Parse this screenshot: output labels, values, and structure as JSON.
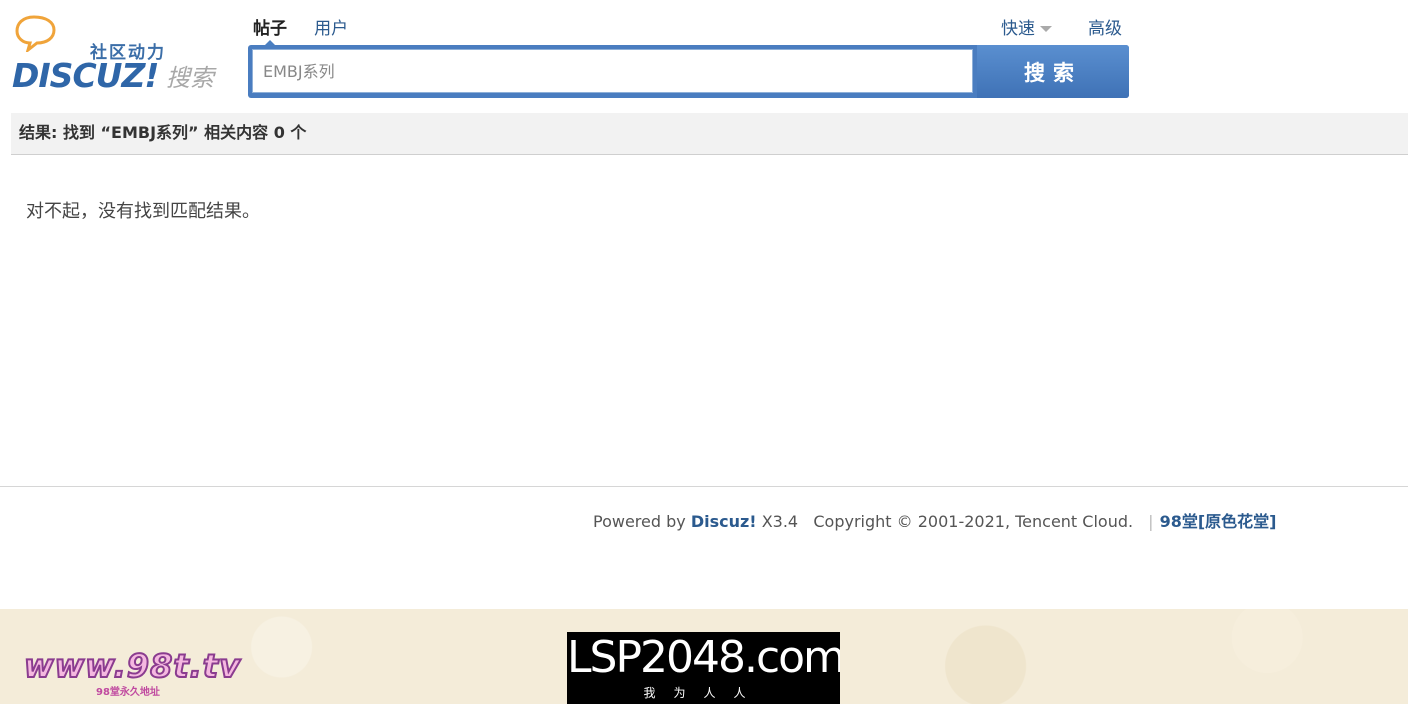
{
  "logo": {
    "tagline": "社区动力",
    "brand": "DISCUZ!",
    "sub": "搜索"
  },
  "tabs": [
    {
      "label": "帖子",
      "active": true
    },
    {
      "label": "用户",
      "active": false
    }
  ],
  "header": {
    "quick_label": "快速",
    "advanced_label": "高级"
  },
  "search": {
    "value": "",
    "placeholder": "EMBJ系列",
    "button_label": "搜索"
  },
  "results": {
    "summary": "结果: 找到 “EMBJ系列” 相关内容 0 个",
    "empty_message": "对不起，没有找到匹配结果。"
  },
  "footer": {
    "powered_by": "Powered by",
    "product": "Discuz!",
    "version": "X3.4",
    "copyright": "Copyright © 2001-2021, Tencent Cloud.",
    "separator": "|",
    "site_name": "98堂[原色花堂]"
  },
  "banner": {
    "left_text": "www.98t.tv",
    "left_sub": "98堂永久地址",
    "right_text": "LSP2048.com",
    "right_sub": "我为人人"
  },
  "colors": {
    "link": "#2b5a8e",
    "search_blue": "#4a7dc0",
    "result_bar_bg": "#f2f2f2"
  }
}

▬▬▬▬▬▬

Description of the task: Identify each line in the records above containing the word "EMBJ系列"; copy those lines.

Output below:
    "placeholder": "EMBJ系列",
    "summary": "结果: 找到 “EMBJ系列” 相关内容 0 个",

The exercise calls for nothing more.